Goal of the exercise:
Count how many lines in the material below hold the word "object"; the reply is that number alone.

Source records:

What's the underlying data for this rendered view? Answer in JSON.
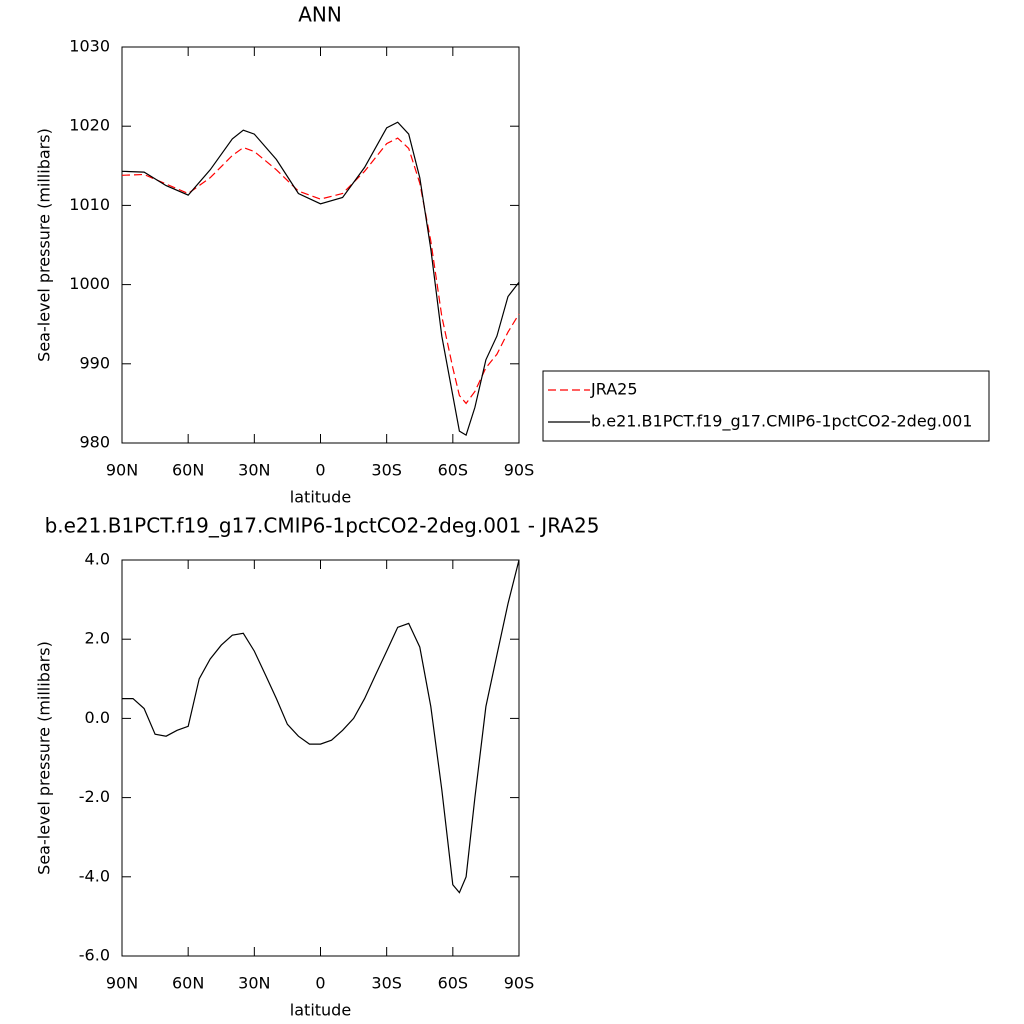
{
  "chart_data": [
    {
      "type": "line",
      "title": "ANN",
      "xlabel": "latitude",
      "ylabel": "Sea-level pressure (millibars)",
      "x": [
        90,
        80,
        70,
        60,
        50,
        40,
        35,
        30,
        20,
        10,
        0,
        -10,
        -20,
        -30,
        -35,
        -40,
        -45,
        -50,
        -55,
        -60,
        -63,
        -66,
        -70,
        -75,
        -80,
        -85,
        -90
      ],
      "xlim": [
        90,
        -90
      ],
      "xticks": [
        {
          "value": 90,
          "label": "90N"
        },
        {
          "value": 60,
          "label": "60N"
        },
        {
          "value": 30,
          "label": "30N"
        },
        0,
        {
          "value": -30,
          "label": "30S"
        },
        {
          "value": -60,
          "label": "60S"
        },
        {
          "value": -90,
          "label": "90S"
        }
      ],
      "ylim": [
        980,
        1030
      ],
      "yticks": [
        980,
        990,
        1000,
        1010,
        1020,
        1030
      ],
      "legend": "right",
      "series": [
        {
          "name": "JRA25",
          "color": "#ff0000",
          "dash": true,
          "values": [
            1013.8,
            1013.9,
            1012.7,
            1011.5,
            1013.5,
            1016.3,
            1017.3,
            1016.8,
            1014.5,
            1011.8,
            1010.8,
            1011.5,
            1014.3,
            1017.8,
            1018.5,
            1017.2,
            1012.8,
            1005.5,
            996.0,
            989.5,
            986.0,
            985.0,
            986.5,
            989.5,
            991.2,
            994.0,
            996.3
          ]
        },
        {
          "name": "b.e21.B1PCT.f19_g17.CMIP6-1pctCO2-2deg.001",
          "color": "#000000",
          "dash": false,
          "values": [
            1014.3,
            1014.2,
            1012.5,
            1011.3,
            1014.5,
            1018.4,
            1019.5,
            1019.0,
            1015.8,
            1011.5,
            1010.2,
            1011.0,
            1014.8,
            1019.8,
            1020.5,
            1019.0,
            1013.5,
            1004.5,
            993.5,
            986.0,
            981.5,
            981.0,
            984.5,
            990.5,
            993.5,
            998.5,
            1000.3
          ]
        }
      ]
    },
    {
      "type": "line",
      "title": "b.e21.B1PCT.f19_g17.CMIP6-1pctCO2-2deg.001 - JRA25",
      "xlabel": "latitude",
      "ylabel": "Sea-level pressure (millibars)",
      "x": [
        90,
        85,
        80,
        75,
        70,
        65,
        60,
        55,
        50,
        45,
        40,
        35,
        30,
        25,
        20,
        15,
        10,
        5,
        0,
        -5,
        -10,
        -15,
        -20,
        -25,
        -30,
        -35,
        -40,
        -45,
        -50,
        -55,
        -60,
        -63,
        -66,
        -70,
        -75,
        -80,
        -85,
        -90
      ],
      "xlim": [
        90,
        -90
      ],
      "xticks": [
        {
          "value": 90,
          "label": "90N"
        },
        {
          "value": 60,
          "label": "60N"
        },
        {
          "value": 30,
          "label": "30N"
        },
        0,
        {
          "value": -30,
          "label": "30S"
        },
        {
          "value": -60,
          "label": "60S"
        },
        {
          "value": -90,
          "label": "90S"
        }
      ],
      "ylim": [
        -6,
        4
      ],
      "yticks": [
        {
          "value": -6,
          "label": "-6.0"
        },
        {
          "value": -4,
          "label": "-4.0"
        },
        {
          "value": -2,
          "label": "-2.0"
        },
        {
          "value": 0,
          "label": "0.0"
        },
        {
          "value": 2,
          "label": "2.0"
        },
        {
          "value": 4,
          "label": "4.0"
        }
      ],
      "series": [
        {
          "color": "#000000",
          "dash": false,
          "values": [
            0.5,
            0.5,
            0.25,
            -0.4,
            -0.45,
            -0.3,
            -0.2,
            1.0,
            1.5,
            1.85,
            2.1,
            2.15,
            1.7,
            1.1,
            0.5,
            -0.15,
            -0.45,
            -0.65,
            -0.65,
            -0.55,
            -0.3,
            0.0,
            0.5,
            1.1,
            1.7,
            2.3,
            2.4,
            1.8,
            0.3,
            -1.8,
            -4.2,
            -4.4,
            -4.0,
            -2.0,
            0.3,
            1.6,
            2.9,
            4.0
          ]
        }
      ]
    }
  ]
}
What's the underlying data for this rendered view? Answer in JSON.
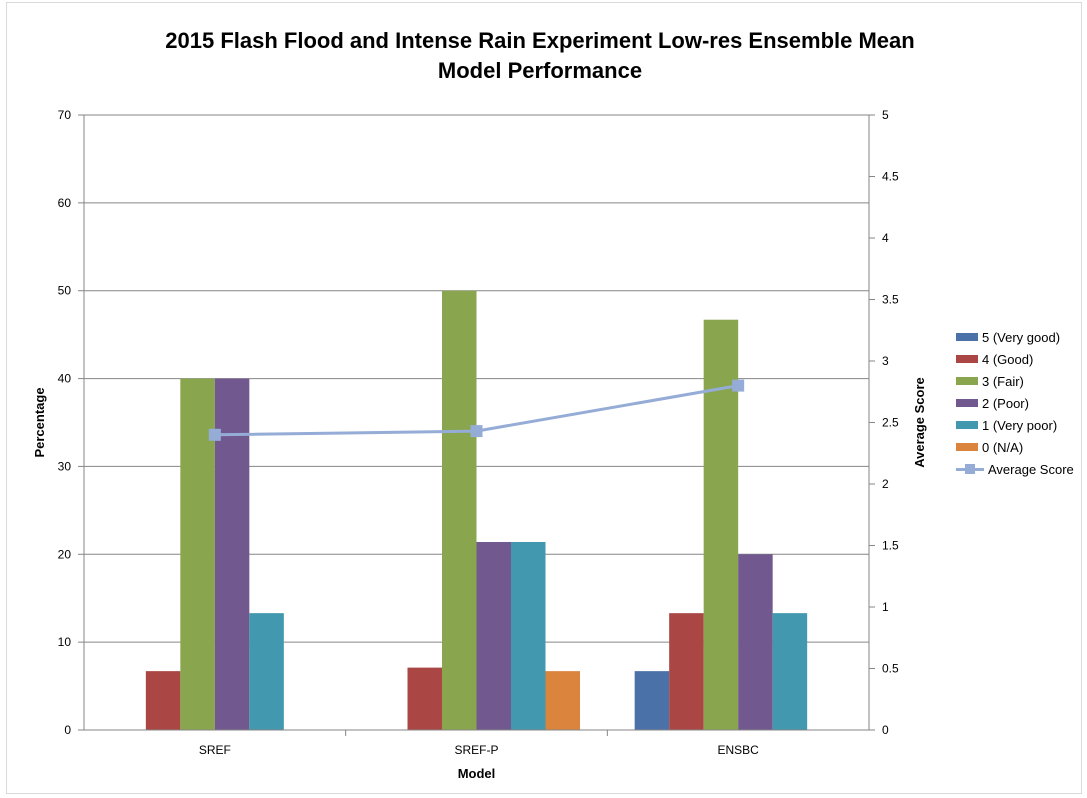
{
  "chart_data": {
    "type": "bar",
    "title_line1": "2015 Flash Flood and Intense Rain Experiment Low-res Ensemble Mean",
    "title_line2": "Model Performance",
    "xlabel": "Model",
    "ylabel": "Percentage",
    "y2label": "Average Score",
    "categories": [
      "SREF",
      "SREF-P",
      "ENSBC"
    ],
    "ylim": [
      0,
      70
    ],
    "yticks": [
      0,
      10,
      20,
      30,
      40,
      50,
      60,
      70
    ],
    "y2lim": [
      0,
      5
    ],
    "y2ticks": [
      "0",
      "0.5",
      "1",
      "1.5",
      "2",
      "2.5",
      "3",
      "3.5",
      "4",
      "4.5",
      "5"
    ],
    "grid": true,
    "legend_position": "right",
    "series": [
      {
        "name": "5 (Very good)",
        "color": "#4a72a8",
        "values": [
          0,
          0,
          6.7
        ]
      },
      {
        "name": "4 (Good)",
        "color": "#aa4644",
        "values": [
          6.7,
          7.1,
          13.3
        ]
      },
      {
        "name": "3 (Fair)",
        "color": "#89a54e",
        "values": [
          40,
          50,
          46.7
        ]
      },
      {
        "name": "2 (Poor)",
        "color": "#71588f",
        "values": [
          40,
          21.4,
          20
        ]
      },
      {
        "name": "1 (Very poor)",
        "color": "#4198af",
        "values": [
          13.3,
          21.4,
          13.3
        ]
      },
      {
        "name": "0 (N/A)",
        "color": "#db843d",
        "values": [
          0,
          6.7,
          0
        ]
      }
    ],
    "line_series": {
      "name": "Average Score",
      "color": "#95acd7",
      "values": [
        2.4,
        2.43,
        2.8
      ]
    }
  }
}
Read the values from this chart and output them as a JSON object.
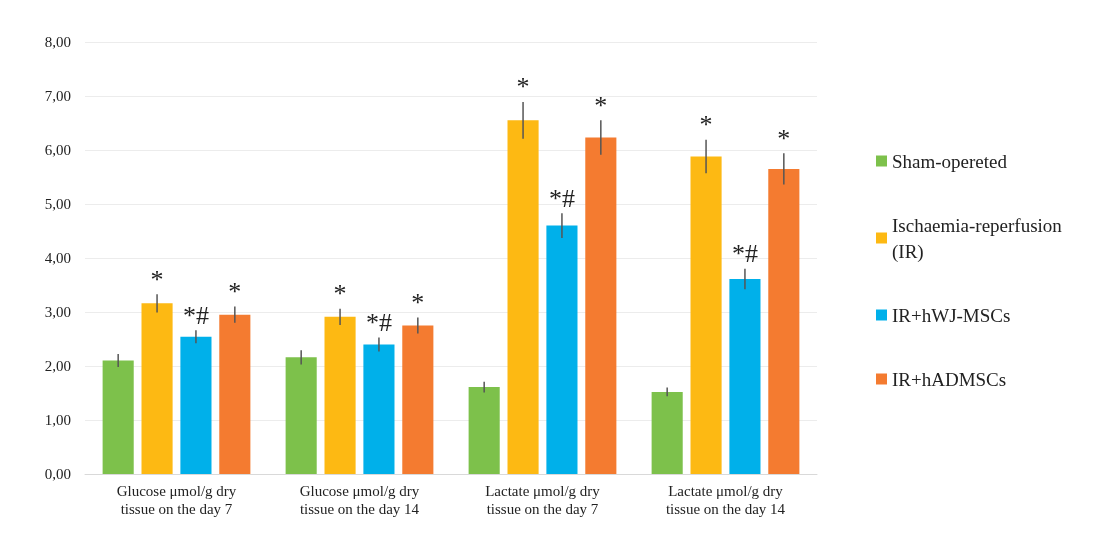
{
  "chart_data": {
    "type": "bar",
    "categories": [
      "Glucose μmol/g dry\ntissue on the day 7",
      "Glucose μmol/g dry\ntissue on the day 14",
      "Lactate μmol/g dry\ntissue on the day 7",
      "Lactate μmol/g dry\ntissue on the day 14"
    ],
    "series": [
      {
        "name": "Sham-opereted",
        "color": "#7dc14b",
        "values": [
          2.1,
          2.16,
          1.61,
          1.52
        ],
        "errors": [
          0.12,
          0.13,
          0.1,
          0.08
        ],
        "value_labels": [
          null,
          null,
          null,
          null
        ]
      },
      {
        "name": "Ischaemia-reperfusion (IR)",
        "color": "#fdb913",
        "values": [
          3.16,
          2.91,
          6.55,
          5.88
        ],
        "errors": [
          0.17,
          0.15,
          0.34,
          0.31
        ],
        "value_labels": [
          "*",
          "*",
          "*",
          "*"
        ]
      },
      {
        "name": "IR+hWJ-MSCs",
        "color": "#00b0ea",
        "values": [
          2.54,
          2.4,
          4.6,
          3.61
        ],
        "errors": [
          0.12,
          0.13,
          0.23,
          0.19
        ],
        "value_labels": [
          "*#",
          "*#",
          "*#",
          "*#"
        ]
      },
      {
        "name": "IR+hADMSCs",
        "color": "#f47b30",
        "values": [
          2.95,
          2.75,
          6.23,
          5.65
        ],
        "errors": [
          0.15,
          0.15,
          0.32,
          0.29
        ],
        "value_labels": [
          "*",
          "*",
          "*",
          "*"
        ]
      }
    ],
    "ylim": [
      0,
      8
    ],
    "yticks": [
      {
        "value": 0,
        "label": "0,00"
      },
      {
        "value": 1,
        "label": "1,00"
      },
      {
        "value": 2,
        "label": "2,00"
      },
      {
        "value": 3,
        "label": "3,00"
      },
      {
        "value": 4,
        "label": "4,00"
      },
      {
        "value": 5,
        "label": "5,00"
      },
      {
        "value": 6,
        "label": "6,00"
      },
      {
        "value": 7,
        "label": "7,00"
      },
      {
        "value": 8,
        "label": "8,00"
      }
    ],
    "grid": "y",
    "legend": "right"
  }
}
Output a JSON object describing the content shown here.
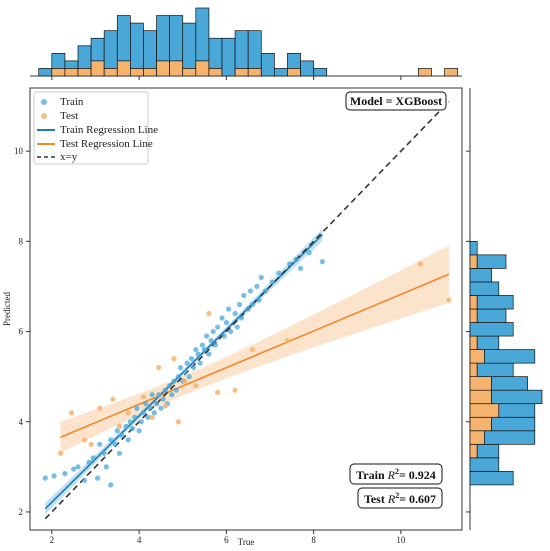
{
  "chart_data": {
    "type": "scatter",
    "xlabel": "True",
    "ylabel": "Predicted",
    "xlim": [
      1.5,
      11.4
    ],
    "ylim": [
      1.6,
      11.4
    ],
    "xticks": [
      "2",
      "4",
      "6",
      "8",
      "10"
    ],
    "yticks": [
      "2",
      "4",
      "6",
      "8",
      "10"
    ],
    "grid": false,
    "legend_position": "top-left",
    "model_label": "Model = XGBoost",
    "train_r2_label": "Train",
    "train_r2_value": "= 0.924",
    "test_r2_label": "Test",
    "test_r2_value": "= 0.607",
    "r2_symbol": "R",
    "r2_sup": "2",
    "legend": {
      "train": "Train",
      "test": "Test",
      "train_line": "Train Regression Line",
      "test_line": "Test Regression Line",
      "identity": "x=y"
    },
    "colors": {
      "train": "#1f7ab8",
      "train_fill": "#4aa8d8",
      "test": "#f0882a",
      "test_fill": "#f6b36e",
      "identity": "#333333"
    },
    "series": [
      {
        "name": "Train",
        "points": [
          [
            1.85,
            2.75
          ],
          [
            2.05,
            2.8
          ],
          [
            2.3,
            2.85
          ],
          [
            2.5,
            2.95
          ],
          [
            2.6,
            3.0
          ],
          [
            2.75,
            2.7
          ],
          [
            2.85,
            3.1
          ],
          [
            2.95,
            3.2
          ],
          [
            3.05,
            2.75
          ],
          [
            3.1,
            3.5
          ],
          [
            3.2,
            3.3
          ],
          [
            3.25,
            3.0
          ],
          [
            3.35,
            3.6
          ],
          [
            3.35,
            2.6
          ],
          [
            3.45,
            3.5
          ],
          [
            3.5,
            3.8
          ],
          [
            3.55,
            3.3
          ],
          [
            3.6,
            3.7
          ],
          [
            3.7,
            3.9
          ],
          [
            3.75,
            3.6
          ],
          [
            3.8,
            4.0
          ],
          [
            3.85,
            3.85
          ],
          [
            3.9,
            4.1
          ],
          [
            3.95,
            4.3
          ],
          [
            4.0,
            3.8
          ],
          [
            4.05,
            4.0
          ],
          [
            4.1,
            4.2
          ],
          [
            4.15,
            4.4
          ],
          [
            4.2,
            4.1
          ],
          [
            4.25,
            4.3
          ],
          [
            4.3,
            4.6
          ],
          [
            4.35,
            4.2
          ],
          [
            4.4,
            4.4
          ],
          [
            4.45,
            4.6
          ],
          [
            4.5,
            4.3
          ],
          [
            4.55,
            4.5
          ],
          [
            4.6,
            4.7
          ],
          [
            4.65,
            4.4
          ],
          [
            4.7,
            4.8
          ],
          [
            4.75,
            4.6
          ],
          [
            4.8,
            4.9
          ],
          [
            4.85,
            4.7
          ],
          [
            4.9,
            5.0
          ],
          [
            4.95,
            5.2
          ],
          [
            5.0,
            4.9
          ],
          [
            5.05,
            5.1
          ],
          [
            5.1,
            5.3
          ],
          [
            5.15,
            5.0
          ],
          [
            5.2,
            5.4
          ],
          [
            5.25,
            5.2
          ],
          [
            5.3,
            5.6
          ],
          [
            5.35,
            5.5
          ],
          [
            5.4,
            5.3
          ],
          [
            5.45,
            5.7
          ],
          [
            5.5,
            5.6
          ],
          [
            5.55,
            5.9
          ],
          [
            5.6,
            5.5
          ],
          [
            5.65,
            5.8
          ],
          [
            5.7,
            6.0
          ],
          [
            5.75,
            5.7
          ],
          [
            5.8,
            6.1
          ],
          [
            5.9,
            6.3
          ],
          [
            5.95,
            5.9
          ],
          [
            6.0,
            6.2
          ],
          [
            6.05,
            6.5
          ],
          [
            6.1,
            6.0
          ],
          [
            6.2,
            6.4
          ],
          [
            6.25,
            6.1
          ],
          [
            6.3,
            6.6
          ],
          [
            6.35,
            6.3
          ],
          [
            6.4,
            6.8
          ],
          [
            6.5,
            6.5
          ],
          [
            6.55,
            6.9
          ],
          [
            6.6,
            6.6
          ],
          [
            6.7,
            7.0
          ],
          [
            6.75,
            6.7
          ],
          [
            6.8,
            7.2
          ],
          [
            6.9,
            6.9
          ],
          [
            7.05,
            7.1
          ],
          [
            7.2,
            7.3
          ],
          [
            7.45,
            7.5
          ],
          [
            7.6,
            7.6
          ],
          [
            7.7,
            7.4
          ],
          [
            7.9,
            7.75
          ],
          [
            8.2,
            7.55
          ]
        ]
      },
      {
        "name": "Test",
        "points": [
          [
            2.2,
            3.3
          ],
          [
            2.45,
            4.2
          ],
          [
            2.75,
            3.6
          ],
          [
            2.9,
            3.5
          ],
          [
            3.1,
            4.3
          ],
          [
            3.4,
            4.5
          ],
          [
            3.55,
            3.9
          ],
          [
            3.75,
            4.2
          ],
          [
            4.1,
            4.55
          ],
          [
            4.3,
            4.1
          ],
          [
            4.45,
            5.2
          ],
          [
            4.6,
            4.35
          ],
          [
            4.8,
            5.4
          ],
          [
            4.9,
            4.0
          ],
          [
            5.05,
            4.9
          ],
          [
            5.3,
            4.8
          ],
          [
            5.6,
            6.4
          ],
          [
            5.8,
            4.65
          ],
          [
            6.2,
            4.7
          ],
          [
            6.6,
            5.6
          ],
          [
            7.4,
            5.8
          ],
          [
            10.45,
            7.5
          ],
          [
            11.1,
            6.7
          ]
        ]
      }
    ]
  }
}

Exercise response:
2